What the task asks: Extract the complete listing and repeat it word for word.

----- Data extract -----

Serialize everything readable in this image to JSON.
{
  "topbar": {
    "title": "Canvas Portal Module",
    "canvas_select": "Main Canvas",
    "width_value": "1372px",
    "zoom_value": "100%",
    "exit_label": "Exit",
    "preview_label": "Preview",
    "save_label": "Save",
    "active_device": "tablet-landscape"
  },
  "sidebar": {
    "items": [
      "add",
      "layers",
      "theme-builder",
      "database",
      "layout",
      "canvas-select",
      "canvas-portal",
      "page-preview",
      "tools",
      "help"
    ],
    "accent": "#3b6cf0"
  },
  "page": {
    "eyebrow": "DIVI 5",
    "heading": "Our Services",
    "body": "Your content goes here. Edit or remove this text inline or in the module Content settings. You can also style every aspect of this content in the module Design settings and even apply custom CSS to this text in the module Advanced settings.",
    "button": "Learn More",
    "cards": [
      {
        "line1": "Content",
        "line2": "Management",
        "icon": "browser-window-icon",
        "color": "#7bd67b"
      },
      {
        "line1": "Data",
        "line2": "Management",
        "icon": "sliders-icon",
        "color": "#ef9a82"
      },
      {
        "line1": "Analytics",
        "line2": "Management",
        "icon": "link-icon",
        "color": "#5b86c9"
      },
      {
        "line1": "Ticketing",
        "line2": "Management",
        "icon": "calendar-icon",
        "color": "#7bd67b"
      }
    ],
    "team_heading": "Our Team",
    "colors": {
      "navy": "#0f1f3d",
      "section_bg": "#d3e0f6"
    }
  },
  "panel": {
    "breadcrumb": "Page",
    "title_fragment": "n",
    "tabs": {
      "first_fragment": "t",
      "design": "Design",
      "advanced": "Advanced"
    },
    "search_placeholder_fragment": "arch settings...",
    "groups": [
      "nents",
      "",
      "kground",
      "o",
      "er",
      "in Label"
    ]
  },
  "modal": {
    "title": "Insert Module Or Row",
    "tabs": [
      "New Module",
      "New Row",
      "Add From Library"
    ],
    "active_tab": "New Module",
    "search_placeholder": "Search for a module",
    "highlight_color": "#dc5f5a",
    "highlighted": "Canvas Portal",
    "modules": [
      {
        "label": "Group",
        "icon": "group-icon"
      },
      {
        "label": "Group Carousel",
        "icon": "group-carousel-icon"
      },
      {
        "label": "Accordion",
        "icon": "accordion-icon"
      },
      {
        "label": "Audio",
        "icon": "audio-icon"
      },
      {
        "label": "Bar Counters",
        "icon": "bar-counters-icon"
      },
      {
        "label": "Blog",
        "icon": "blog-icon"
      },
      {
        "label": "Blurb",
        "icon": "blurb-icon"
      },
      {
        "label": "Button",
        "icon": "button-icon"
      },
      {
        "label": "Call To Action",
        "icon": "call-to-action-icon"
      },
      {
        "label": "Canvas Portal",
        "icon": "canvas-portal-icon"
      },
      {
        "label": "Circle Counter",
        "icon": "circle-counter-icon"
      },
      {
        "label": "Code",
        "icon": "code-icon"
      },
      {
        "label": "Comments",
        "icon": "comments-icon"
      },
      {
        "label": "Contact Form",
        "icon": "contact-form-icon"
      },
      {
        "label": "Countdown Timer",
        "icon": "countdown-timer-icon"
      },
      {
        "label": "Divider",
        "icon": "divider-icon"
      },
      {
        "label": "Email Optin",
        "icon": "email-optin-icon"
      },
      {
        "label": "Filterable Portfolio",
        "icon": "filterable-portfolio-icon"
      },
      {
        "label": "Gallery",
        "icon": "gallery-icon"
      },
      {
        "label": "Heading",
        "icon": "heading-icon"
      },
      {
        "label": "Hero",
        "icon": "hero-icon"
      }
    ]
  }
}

-----

Written answer:
Serialize everything readable in this image to JSON.
{
  "topbar": {
    "title": "Canvas Portal Module",
    "canvas_select": "Main Canvas",
    "width_value": "1372px",
    "zoom_value": "100%",
    "exit_label": "Exit",
    "preview_label": "Preview",
    "save_label": "Save",
    "active_device": "tablet-landscape"
  },
  "sidebar": {
    "items": [
      "add",
      "layers",
      "theme-builder",
      "database",
      "layout",
      "canvas-select",
      "canvas-portal",
      "page-preview",
      "tools",
      "help"
    ],
    "accent": "#3b6cf0"
  },
  "page": {
    "eyebrow": "DIVI 5",
    "heading": "Our Services",
    "body": "Your content goes here. Edit or remove this text inline or in the module Content settings. You can also style every aspect of this content in the module Design settings and even apply custom CSS to this text in the module Advanced settings.",
    "button": "Learn More",
    "cards": [
      {
        "line1": "Content",
        "line2": "Management",
        "icon": "browser-window-icon",
        "color": "#7bd67b"
      },
      {
        "line1": "Data",
        "line2": "Management",
        "icon": "sliders-icon",
        "color": "#ef9a82"
      },
      {
        "line1": "Analytics",
        "line2": "Management",
        "icon": "link-icon",
        "color": "#5b86c9"
      },
      {
        "line1": "Ticketing",
        "line2": "Management",
        "icon": "calendar-icon",
        "color": "#7bd67b"
      }
    ],
    "team_heading": "Our Team",
    "colors": {
      "navy": "#0f1f3d",
      "section_bg": "#d3e0f6"
    }
  },
  "panel": {
    "breadcrumb": "Page",
    "title_fragment": "n",
    "tabs": {
      "first_fragment": "t",
      "design": "Design",
      "advanced": "Advanced"
    },
    "search_placeholder_fragment": "arch settings...",
    "groups": [
      "nents",
      "",
      "kground",
      "o",
      "er",
      "in Label"
    ]
  },
  "modal": {
    "title": "Insert Module Or Row",
    "tabs": [
      "New Module",
      "New Row",
      "Add From Library"
    ],
    "active_tab": "New Module",
    "search_placeholder": "Search for a module",
    "highlight_color": "#dc5f5a",
    "highlighted": "Canvas Portal",
    "modules": [
      {
        "label": "Group",
        "icon": "group-icon"
      },
      {
        "label": "Group Carousel",
        "icon": "group-carousel-icon"
      },
      {
        "label": "Accordion",
        "icon": "accordion-icon"
      },
      {
        "label": "Audio",
        "icon": "audio-icon"
      },
      {
        "label": "Bar Counters",
        "icon": "bar-counters-icon"
      },
      {
        "label": "Blog",
        "icon": "blog-icon"
      },
      {
        "label": "Blurb",
        "icon": "blurb-icon"
      },
      {
        "label": "Button",
        "icon": "button-icon"
      },
      {
        "label": "Call To Action",
        "icon": "call-to-action-icon"
      },
      {
        "label": "Canvas Portal",
        "icon": "canvas-portal-icon"
      },
      {
        "label": "Circle Counter",
        "icon": "circle-counter-icon"
      },
      {
        "label": "Code",
        "icon": "code-icon"
      },
      {
        "label": "Comments",
        "icon": "comments-icon"
      },
      {
        "label": "Contact Form",
        "icon": "contact-form-icon"
      },
      {
        "label": "Countdown Timer",
        "icon": "countdown-timer-icon"
      },
      {
        "label": "Divider",
        "icon": "divider-icon"
      },
      {
        "label": "Email Optin",
        "icon": "email-optin-icon"
      },
      {
        "label": "Filterable Portfolio",
        "icon": "filterable-portfolio-icon"
      },
      {
        "label": "Gallery",
        "icon": "gallery-icon"
      },
      {
        "label": "Heading",
        "icon": "heading-icon"
      },
      {
        "label": "Hero",
        "icon": "hero-icon"
      }
    ]
  }
}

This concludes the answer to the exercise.